**Supplied material**
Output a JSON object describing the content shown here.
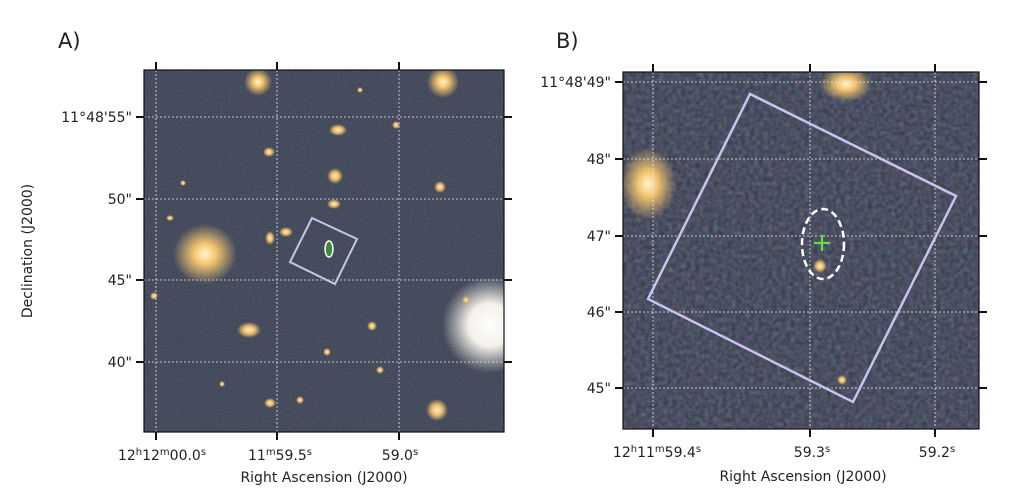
{
  "figure": {
    "panel_a": {
      "label": "A)",
      "x_axis_label": "Right Ascension (J2000)",
      "y_axis_label": "Declination (J2000)",
      "x_ticks": [
        {
          "main": "12",
          "sup1": "h",
          "mid": "12",
          "sup2": "m",
          "tail": "00.0",
          "sup3": "s"
        },
        {
          "main": "11",
          "sup1": "m",
          "mid": "59.5",
          "sup2": "s"
        },
        {
          "main": "59.0",
          "sup1": "s"
        }
      ],
      "y_ticks": [
        "11°48'55\"",
        "50\"",
        "45\"",
        "40\""
      ]
    },
    "panel_b": {
      "label": "B)",
      "x_axis_label": "Right Ascension (J2000)",
      "x_ticks": [
        {
          "main": "12",
          "sup1": "h",
          "mid": "11",
          "sup2": "m",
          "tail": "59.4",
          "sup3": "s"
        },
        {
          "main": "59.3",
          "sup1": "s"
        },
        {
          "main": "59.2",
          "sup1": "s"
        }
      ],
      "y_ticks": [
        "11°48'49\"",
        "48\"",
        "47\"",
        "46\"",
        "45\""
      ]
    },
    "colors": {
      "sky": "#2e3744",
      "box": "#c8c4ee",
      "ellipse": "#ffffff",
      "cross": "#66dd44",
      "grid": "#e6e6e6"
    }
  }
}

**Job**
Can you retype every record above exactly, leaving out the pictures?

**The completed task**
Output a JSON object describing the content shown here.
{
  "figure": {
    "panel_a": {
      "label": "A)",
      "x_axis_label": "Right Ascension (J2000)",
      "y_axis_label": "Declination (J2000)",
      "x_ticks": [
        {
          "main": "12",
          "sup1": "h",
          "mid": "12",
          "sup2": "m",
          "tail": "00.0",
          "sup3": "s"
        },
        {
          "main": "11",
          "sup1": "m",
          "mid": "59.5",
          "sup2": "s"
        },
        {
          "main": "59.0",
          "sup1": "s"
        }
      ],
      "y_ticks": [
        "11°48'55\"",
        "50\"",
        "45\"",
        "40\""
      ]
    },
    "panel_b": {
      "label": "B)",
      "x_axis_label": "Right Ascension (J2000)",
      "x_ticks": [
        {
          "main": "12",
          "sup1": "h",
          "mid": "11",
          "sup2": "m",
          "tail": "59.4",
          "sup3": "s"
        },
        {
          "main": "59.3",
          "sup1": "s"
        },
        {
          "main": "59.2",
          "sup1": "s"
        }
      ],
      "y_ticks": [
        "11°48'49\"",
        "48\"",
        "47\"",
        "46\"",
        "45\""
      ]
    },
    "colors": {
      "sky": "#2e3744",
      "box": "#c8c4ee",
      "ellipse": "#ffffff",
      "cross": "#66dd44",
      "grid": "#e6e6e6"
    }
  }
}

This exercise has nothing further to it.